-- Given problem --
Exclude the pictures, then copy all remaining records exactly.

═══ Data supplied ═══

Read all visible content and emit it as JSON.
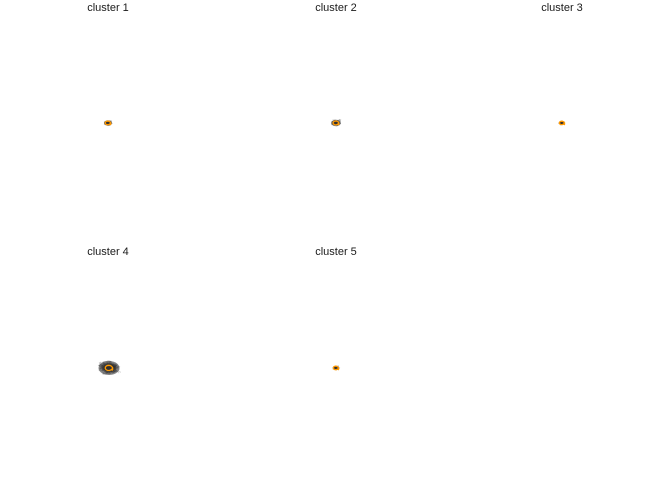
{
  "chart_data": [
    {
      "type": "scatter",
      "title": "cluster 1",
      "accent_color": "#ff9900",
      "trace_color": "#333333",
      "spread": 1.0
    },
    {
      "type": "scatter",
      "title": "cluster 2",
      "accent_color": "#ff9900",
      "trace_color": "#333333",
      "spread": 1.2
    },
    {
      "type": "scatter",
      "title": "cluster 3",
      "accent_color": "#ff9900",
      "trace_color": "#333333",
      "spread": 0.7
    },
    {
      "type": "scatter",
      "title": "cluster 4",
      "accent_color": "#ff9900",
      "trace_color": "#333333",
      "spread": 2.6
    },
    {
      "type": "scatter",
      "title": "cluster 5",
      "accent_color": "#ff9900",
      "trace_color": "#333333",
      "spread": 0.8
    }
  ]
}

═══

-- Answer to this task --
Read all visible content and emit it as JSON.
{
  "chart_data": [
    {
      "type": "scatter",
      "title": "cluster 1",
      "accent_color": "#ff9900",
      "trace_color": "#333333",
      "spread": 1.0
    },
    {
      "type": "scatter",
      "title": "cluster 2",
      "accent_color": "#ff9900",
      "trace_color": "#333333",
      "spread": 1.2
    },
    {
      "type": "scatter",
      "title": "cluster 3",
      "accent_color": "#ff9900",
      "trace_color": "#333333",
      "spread": 0.7
    },
    {
      "type": "scatter",
      "title": "cluster 4",
      "accent_color": "#ff9900",
      "trace_color": "#333333",
      "spread": 2.6
    },
    {
      "type": "scatter",
      "title": "cluster 5",
      "accent_color": "#ff9900",
      "trace_color": "#333333",
      "spread": 0.8
    }
  ]
}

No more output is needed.